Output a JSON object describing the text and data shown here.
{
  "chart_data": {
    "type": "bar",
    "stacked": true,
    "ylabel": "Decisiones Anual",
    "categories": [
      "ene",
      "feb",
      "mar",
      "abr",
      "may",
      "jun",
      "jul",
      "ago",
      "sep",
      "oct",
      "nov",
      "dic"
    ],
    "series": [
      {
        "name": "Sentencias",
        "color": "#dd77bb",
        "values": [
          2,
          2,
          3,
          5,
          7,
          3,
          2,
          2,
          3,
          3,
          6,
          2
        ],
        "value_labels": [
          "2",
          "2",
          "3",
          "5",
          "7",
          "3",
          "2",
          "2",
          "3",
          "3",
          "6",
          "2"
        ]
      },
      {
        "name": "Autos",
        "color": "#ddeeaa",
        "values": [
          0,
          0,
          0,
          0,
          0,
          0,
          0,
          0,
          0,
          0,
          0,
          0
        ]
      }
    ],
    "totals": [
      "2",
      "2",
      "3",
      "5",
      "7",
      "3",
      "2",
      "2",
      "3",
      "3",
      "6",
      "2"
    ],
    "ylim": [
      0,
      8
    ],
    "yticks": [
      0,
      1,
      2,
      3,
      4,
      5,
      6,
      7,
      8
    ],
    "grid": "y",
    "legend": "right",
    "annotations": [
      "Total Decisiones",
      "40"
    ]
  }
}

§ **WRITTEN INSTRUCTION**
Retype every record above exactly as written.

§ **RESPONSE**
Output a JSON object describing the text and data shown here.
{
  "chart_data": {
    "type": "bar",
    "stacked": true,
    "ylabel": "Decisiones Anual",
    "categories": [
      "ene",
      "feb",
      "mar",
      "abr",
      "may",
      "jun",
      "jul",
      "ago",
      "sep",
      "oct",
      "nov",
      "dic"
    ],
    "series": [
      {
        "name": "Sentencias",
        "color": "#dd77bb",
        "values": [
          2,
          2,
          3,
          5,
          7,
          3,
          2,
          2,
          3,
          3,
          6,
          2
        ],
        "value_labels": [
          "2",
          "2",
          "3",
          "5",
          "7",
          "3",
          "2",
          "2",
          "3",
          "3",
          "6",
          "2"
        ]
      },
      {
        "name": "Autos",
        "color": "#ddeeaa",
        "values": [
          0,
          0,
          0,
          0,
          0,
          0,
          0,
          0,
          0,
          0,
          0,
          0
        ]
      }
    ],
    "totals": [
      "2",
      "2",
      "3",
      "5",
      "7",
      "3",
      "2",
      "2",
      "3",
      "3",
      "6",
      "2"
    ],
    "ylim": [
      0,
      8
    ],
    "yticks": [
      0,
      1,
      2,
      3,
      4,
      5,
      6,
      7,
      8
    ],
    "grid": "y",
    "legend": "right",
    "annotations": [
      "Total Decisiones",
      "40"
    ]
  }
}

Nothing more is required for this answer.